• **Data entries**
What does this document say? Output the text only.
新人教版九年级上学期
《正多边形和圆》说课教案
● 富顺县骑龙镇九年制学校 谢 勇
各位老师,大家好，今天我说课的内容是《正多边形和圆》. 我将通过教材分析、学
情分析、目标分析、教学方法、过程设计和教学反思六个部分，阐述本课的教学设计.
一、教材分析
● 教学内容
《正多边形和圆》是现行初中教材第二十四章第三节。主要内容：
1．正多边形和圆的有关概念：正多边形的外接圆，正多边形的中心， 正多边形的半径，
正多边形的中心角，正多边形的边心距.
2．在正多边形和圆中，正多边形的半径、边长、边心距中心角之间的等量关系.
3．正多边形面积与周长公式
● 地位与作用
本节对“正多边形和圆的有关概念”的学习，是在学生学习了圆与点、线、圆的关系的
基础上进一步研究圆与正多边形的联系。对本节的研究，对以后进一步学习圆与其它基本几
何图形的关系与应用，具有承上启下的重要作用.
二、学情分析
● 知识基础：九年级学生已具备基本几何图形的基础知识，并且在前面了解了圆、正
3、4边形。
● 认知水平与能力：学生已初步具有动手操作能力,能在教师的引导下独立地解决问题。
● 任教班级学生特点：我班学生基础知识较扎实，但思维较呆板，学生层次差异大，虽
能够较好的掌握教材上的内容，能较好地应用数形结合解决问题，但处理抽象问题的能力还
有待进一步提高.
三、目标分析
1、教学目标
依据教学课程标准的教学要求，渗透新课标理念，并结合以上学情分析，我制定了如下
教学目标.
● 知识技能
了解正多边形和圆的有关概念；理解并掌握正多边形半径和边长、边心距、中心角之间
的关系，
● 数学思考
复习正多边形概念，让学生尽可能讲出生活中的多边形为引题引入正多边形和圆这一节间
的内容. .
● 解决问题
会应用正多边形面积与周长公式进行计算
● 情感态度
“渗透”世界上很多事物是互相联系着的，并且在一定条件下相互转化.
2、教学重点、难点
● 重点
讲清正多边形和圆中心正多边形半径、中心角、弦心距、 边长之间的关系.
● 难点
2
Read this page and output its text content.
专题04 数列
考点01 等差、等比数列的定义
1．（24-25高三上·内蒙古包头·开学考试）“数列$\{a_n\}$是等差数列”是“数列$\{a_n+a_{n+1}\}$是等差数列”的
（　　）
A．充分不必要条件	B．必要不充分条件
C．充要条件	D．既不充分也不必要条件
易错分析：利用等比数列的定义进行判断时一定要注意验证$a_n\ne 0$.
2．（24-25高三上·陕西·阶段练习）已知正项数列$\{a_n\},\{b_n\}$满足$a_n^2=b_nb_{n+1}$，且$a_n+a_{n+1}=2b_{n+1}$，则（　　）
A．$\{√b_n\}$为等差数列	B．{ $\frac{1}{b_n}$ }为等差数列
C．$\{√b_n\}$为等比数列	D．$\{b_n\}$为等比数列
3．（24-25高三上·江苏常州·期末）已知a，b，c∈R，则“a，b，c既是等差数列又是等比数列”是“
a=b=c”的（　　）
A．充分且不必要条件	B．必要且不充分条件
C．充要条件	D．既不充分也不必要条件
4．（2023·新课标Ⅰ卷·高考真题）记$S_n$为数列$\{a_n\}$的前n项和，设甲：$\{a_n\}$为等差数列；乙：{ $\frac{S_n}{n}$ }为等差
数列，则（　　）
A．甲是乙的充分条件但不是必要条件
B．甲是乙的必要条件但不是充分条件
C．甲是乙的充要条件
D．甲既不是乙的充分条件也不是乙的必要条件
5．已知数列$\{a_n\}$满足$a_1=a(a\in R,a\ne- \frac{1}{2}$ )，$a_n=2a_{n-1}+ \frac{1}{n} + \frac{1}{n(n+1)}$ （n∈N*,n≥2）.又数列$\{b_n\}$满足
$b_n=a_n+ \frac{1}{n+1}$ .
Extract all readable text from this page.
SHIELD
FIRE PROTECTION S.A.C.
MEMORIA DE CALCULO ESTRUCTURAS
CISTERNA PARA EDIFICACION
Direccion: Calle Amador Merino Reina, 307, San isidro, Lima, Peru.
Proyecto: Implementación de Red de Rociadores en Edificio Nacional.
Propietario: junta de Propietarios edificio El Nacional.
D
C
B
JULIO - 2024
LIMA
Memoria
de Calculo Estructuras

• **Task goal**
Pick out each line in the material containing "目标分析".

• **Task result**
情分析、目标分析、教学方法、过程设计和教学反思六个部分，阐述本课的教学设计.
三、目标分析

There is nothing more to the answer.